LISTED RECORDS -
□ □ □ □ □
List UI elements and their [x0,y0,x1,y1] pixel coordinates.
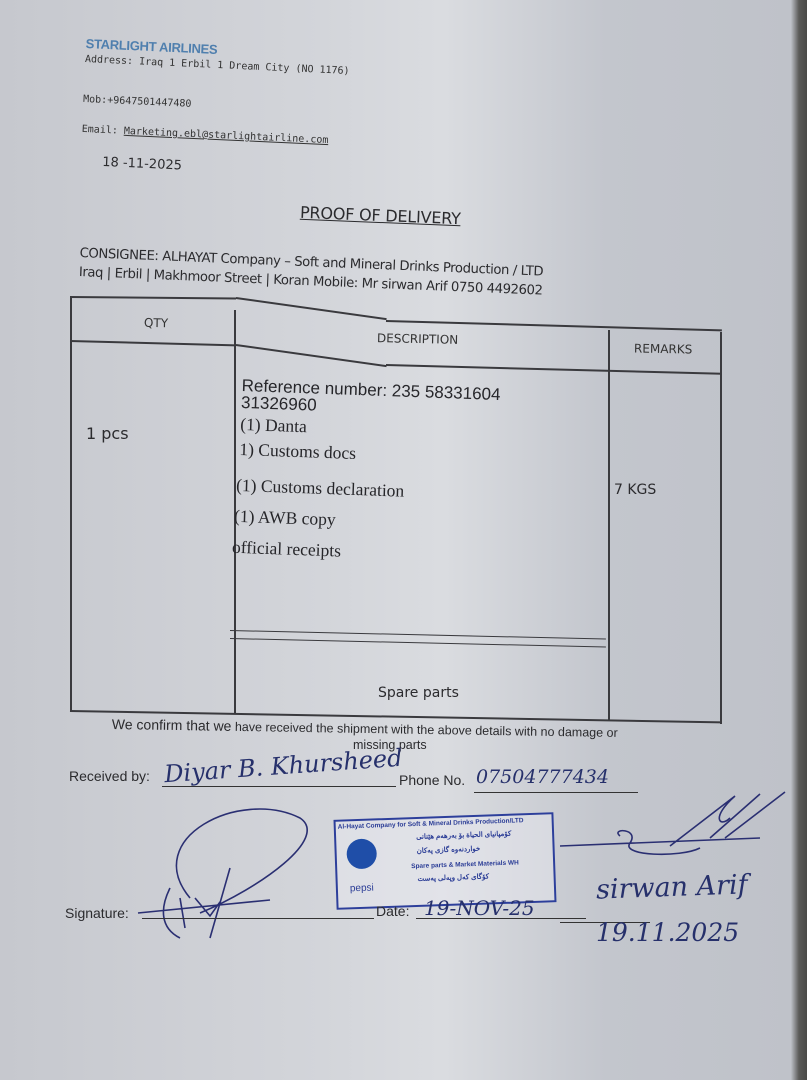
header-qty: QTY [144,316,168,330]
consignee-signature-scribble-icon [560,788,790,868]
company-email: Email: Marketing.ebl@starlightairline.co… [82,124,329,146]
email-label: Email: [82,124,125,137]
consignee-block: CONSIGNEE: ALHAYAT Company – Soft and Mi… [78,244,543,301]
document-date: 18 -11-2025 [102,155,182,174]
description-item: (1) Customs declaration [236,475,498,505]
description-item: (1) AWB copy [234,506,497,536]
signature-scribble-icon [120,798,320,958]
company-mobile: Mob:+9647501447480 [83,94,192,110]
received-by-label: Received by: [69,768,150,784]
phone-value[interactable]: 07504777434 [476,766,609,788]
proof-of-delivery-document: STARLIGHT AIRLINES Address: Iraq 1 Erbil… [0,0,807,1080]
handwritten-date: 19.11.2025 [596,918,739,947]
handwritten-name: sirwan Arif [596,869,749,905]
qty-value: 1 pcs [86,424,129,443]
signature-label: Signature: [65,905,129,921]
description-cell: Reference number: 235 58331604 31326960 … [236,376,501,567]
document-title: PROOF OF DELIVERY [300,203,461,228]
header-description: DESCRIPTION [377,331,459,347]
company-address: Address: Iraq 1 Erbil 1 Dream City (NO 1… [85,54,350,77]
date-value[interactable]: 19-NOV-25 [424,896,535,920]
description-item: 1) Customs docs [239,439,499,469]
description-item: official receipts [232,537,496,567]
phone-label: Phone No. [399,772,465,788]
received-by-value[interactable]: Diyar B. Khursheed [163,744,403,789]
company-header: STARLIGHT AIRLINES Address: Iraq 1 Erbil… [85,36,217,57]
company-name: STARLIGHT AIRLINES [85,36,217,57]
header-remarks: REMARKS [634,341,693,356]
remarks-value: 7 KGS [614,482,656,498]
pepsi-logo-icon [346,838,377,869]
delivery-table: QTY DESCRIPTION REMARKS 1 pcs Reference … [70,296,722,716]
email-link[interactable]: Marketing.ebl@starlightairline.com [124,126,329,146]
footer-description: Spare parts [378,685,459,701]
date-label: Date: [376,903,409,919]
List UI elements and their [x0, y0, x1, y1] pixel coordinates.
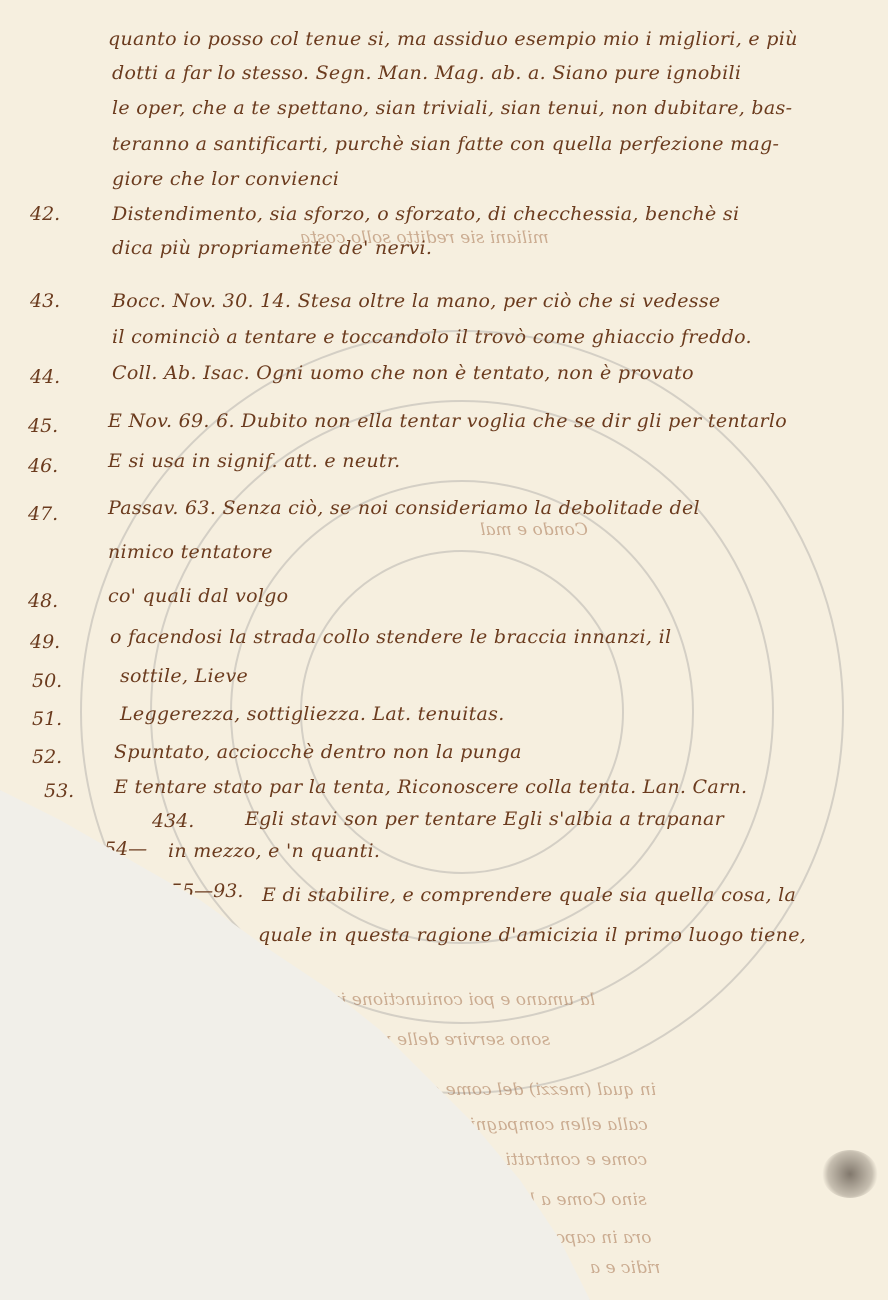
text-line: dica più propriamente de' nervi. [112, 237, 432, 259]
text-line: o facendosi la strada collo stendere le … [110, 626, 671, 648]
text-line: le oper, che a te spettano, sian trivial… [112, 97, 792, 119]
text-line: Egli stavi son per tentare Egli s'albia … [245, 808, 724, 830]
text-line: E di stabilire, e comprendere quale sia … [262, 884, 796, 906]
entry-number: 46. [28, 455, 58, 477]
text-line: dotti a far lo stesso. Segn. Man. Mag. a… [112, 62, 741, 84]
text-line: nimico tentatore [108, 541, 273, 563]
text-line: quanto io posso col tenue si, ma assiduo… [108, 28, 798, 50]
text-line: il cominciò a tentare e toccandolo il tr… [112, 326, 752, 348]
entry-number: 48. [28, 590, 58, 612]
text-line: Leggerezza, sottigliezza. Lat. tenuitas. [120, 703, 505, 725]
text-line: sottile, Lieve [120, 665, 248, 687]
text-line: E tentare stato par la tenta, Riconoscer… [114, 776, 747, 798]
entry-number: 55—93. [170, 880, 243, 902]
text-line: in mezzo, e 'n quanti. [168, 840, 380, 862]
text-line: E si usa in signif. att. e neutr. [108, 450, 400, 472]
entry-number: 434. [152, 810, 194, 832]
entry-number: 54— [104, 838, 147, 860]
manuscript-page: miliani sie reditto sollo costa Condo e … [0, 0, 888, 1300]
entry-number: 51. [32, 708, 62, 730]
text-line: co' quali dal volgo [108, 585, 288, 607]
text-line: quale in questa ragione d'amicizia il pr… [258, 924, 806, 946]
text-line: Bocc. Nov. 30. 14. Stesa oltre la mano, … [112, 290, 720, 312]
entry-number: 42. [30, 203, 60, 225]
entry-number: 52. [32, 746, 62, 768]
entry-number: 49. [30, 631, 60, 653]
text-line: Spuntato, acciocchè dentro non la punga [114, 741, 522, 763]
text-line: teranno a santificarti, purchè sian fatt… [112, 133, 779, 155]
entry-number: 50. [32, 670, 62, 692]
entry-number: 43. [30, 290, 60, 312]
text-line: Coll. Ab. Isac. Ogni uomo che non è tent… [112, 362, 694, 384]
entry-number: 45. [28, 415, 58, 437]
entry-number: 44. [30, 366, 60, 388]
text-line: E Nov. 69. 6. Dubito non ella tentar vog… [108, 410, 787, 432]
text-line: giore che lor convienci [112, 168, 339, 190]
ink-smudge [822, 1150, 878, 1198]
entry-number: 53. [44, 780, 74, 802]
text-line: Distendimento, sia sforzo, o sforzato, d… [112, 203, 739, 225]
entry-number: 47. [28, 503, 58, 525]
text-line: Passav. 63. Senza ciò, se noi consideria… [108, 497, 700, 519]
□ □ □ □ □
YOUR GOAL -
Reproduce all of the data above with each "entry-number" changed to "entry-index" and everything else left as it is. Omit the pictures from your answer.

RESPONSE BELOW -
List UI elements and their [x0,y0,x1,y1] pixel coordinates.
header-qty: QTY [144,316,168,330]
consignee-signature-scribble-icon [560,788,790,868]
company-email: Email: Marketing.ebl@starlightairline.co… [82,124,329,146]
email-label: Email: [82,124,125,137]
consignee-block: CONSIGNEE: ALHAYAT Company – Soft and Mi… [78,244,543,301]
document-date: 18 -11-2025 [102,155,182,174]
description-item: (1) Customs declaration [236,475,498,505]
description-item: (1) AWB copy [234,506,497,536]
signature-scribble-icon [120,798,320,958]
company-mobile: Mob:+9647501447480 [83,94,192,110]
received-by-label: Received by: [69,768,150,784]
phone-value[interactable]: 07504777434 [476,766,609,788]
proof-of-delivery-document: STARLIGHT AIRLINES Address: Iraq 1 Erbil… [0,0,807,1080]
handwritten-date: 19.11.2025 [596,918,739,947]
handwritten-name: sirwan Arif [596,869,749,905]
qty-value: 1 pcs [86,424,129,443]
signature-label: Signature: [65,905,129,921]
description-cell: Reference number: 235 58331604 31326960 … [236,376,501,567]
document-title: PROOF OF DELIVERY [300,203,461,228]
header-description: DESCRIPTION [377,331,459,347]
company-address: Address: Iraq 1 Erbil 1 Dream City (NO 1… [85,54,350,77]
date-value[interactable]: 19-NOV-25 [424,896,535,920]
description-item: 1) Customs docs [239,439,499,469]
description-item: official receipts [232,537,496,567]
phone-label: Phone No. [399,772,465,788]
received-by-value[interactable]: Diyar B. Khursheed [163,744,403,789]
company-header: STARLIGHT AIRLINES Address: Iraq 1 Erbil… [85,36,217,57]
company-name: STARLIGHT AIRLINES [85,36,217,57]
header-remarks: REMARKS [634,341,693,356]
remarks-value: 7 KGS [614,482,656,498]
pepsi-logo-icon [346,838,377,869]
delivery-table: QTY DESCRIPTION REMARKS 1 pcs Reference … [70,296,722,716]
email-link[interactable]: Marketing.ebl@starlightairline.com [124,126,329,146]
footer-description: Spare parts [378,685,459,701]
date-label: Date: [376,903,409,919]
List UI elements and their [x0, y0, x1, y1] pixel coordinates.
text-line: dica più propriamente de' nervi. [112, 237, 432, 259]
text-line: o facendosi la strada collo stendere le … [110, 626, 671, 648]
text-line: le oper, che a te spettano, sian trivial… [112, 97, 792, 119]
text-line: Egli stavi son per tentare Egli s'albia … [245, 808, 724, 830]
text-line: E di stabilire, e comprendere quale sia … [262, 884, 796, 906]
entry-index: 46. [28, 455, 58, 477]
text-line: dotti a far lo stesso. Segn. Man. Mag. a… [112, 62, 741, 84]
text-line: nimico tentatore [108, 541, 273, 563]
text-line: quanto io posso col tenue si, ma assiduo… [108, 28, 798, 50]
text-line: il cominciò a tentare e toccandolo il tr… [112, 326, 752, 348]
entry-index: 48. [28, 590, 58, 612]
text-line: Leggerezza, sottigliezza. Lat. tenuitas. [120, 703, 505, 725]
text-line: sottile, Lieve [120, 665, 248, 687]
text-line: E tentare stato par la tenta, Riconoscer… [114, 776, 747, 798]
entry-index: 55—93. [170, 880, 243, 902]
text-line: in mezzo, e 'n quanti. [168, 840, 380, 862]
text-line: E si usa in signif. att. e neutr. [108, 450, 400, 472]
entry-index: 434. [152, 810, 194, 832]
entry-index: 54— [104, 838, 147, 860]
manuscript-page: miliani sie reditto sollo costa Condo e … [0, 0, 888, 1300]
entry-index: 51. [32, 708, 62, 730]
text-line: co' quali dal volgo [108, 585, 288, 607]
text-line: quale in questa ragione d'amicizia il pr… [258, 924, 806, 946]
text-line: Bocc. Nov. 30. 14. Stesa oltre la mano, … [112, 290, 720, 312]
entry-index: 42. [30, 203, 60, 225]
entry-index: 52. [32, 746, 62, 768]
entry-index: 49. [30, 631, 60, 653]
text-line: Spuntato, acciocchè dentro non la punga [114, 741, 522, 763]
text-line: teranno a santificarti, purchè sian fatt… [112, 133, 779, 155]
entry-index: 50. [32, 670, 62, 692]
entry-index: 43. [30, 290, 60, 312]
text-line: Coll. Ab. Isac. Ogni uomo che non è tent… [112, 362, 694, 384]
entry-index: 45. [28, 415, 58, 437]
entry-index: 44. [30, 366, 60, 388]
text-line: E Nov. 69. 6. Dubito non ella tentar vog… [108, 410, 787, 432]
text-line: giore che lor convienci [112, 168, 339, 190]
ink-smudge [822, 1150, 878, 1198]
entry-index: 53. [44, 780, 74, 802]
text-line: Distendimento, sia sforzo, o sforzato, d… [112, 203, 739, 225]
entry-index: 47. [28, 503, 58, 525]
text-line: Passav. 63. Senza ciò, se noi consideria… [108, 497, 700, 519]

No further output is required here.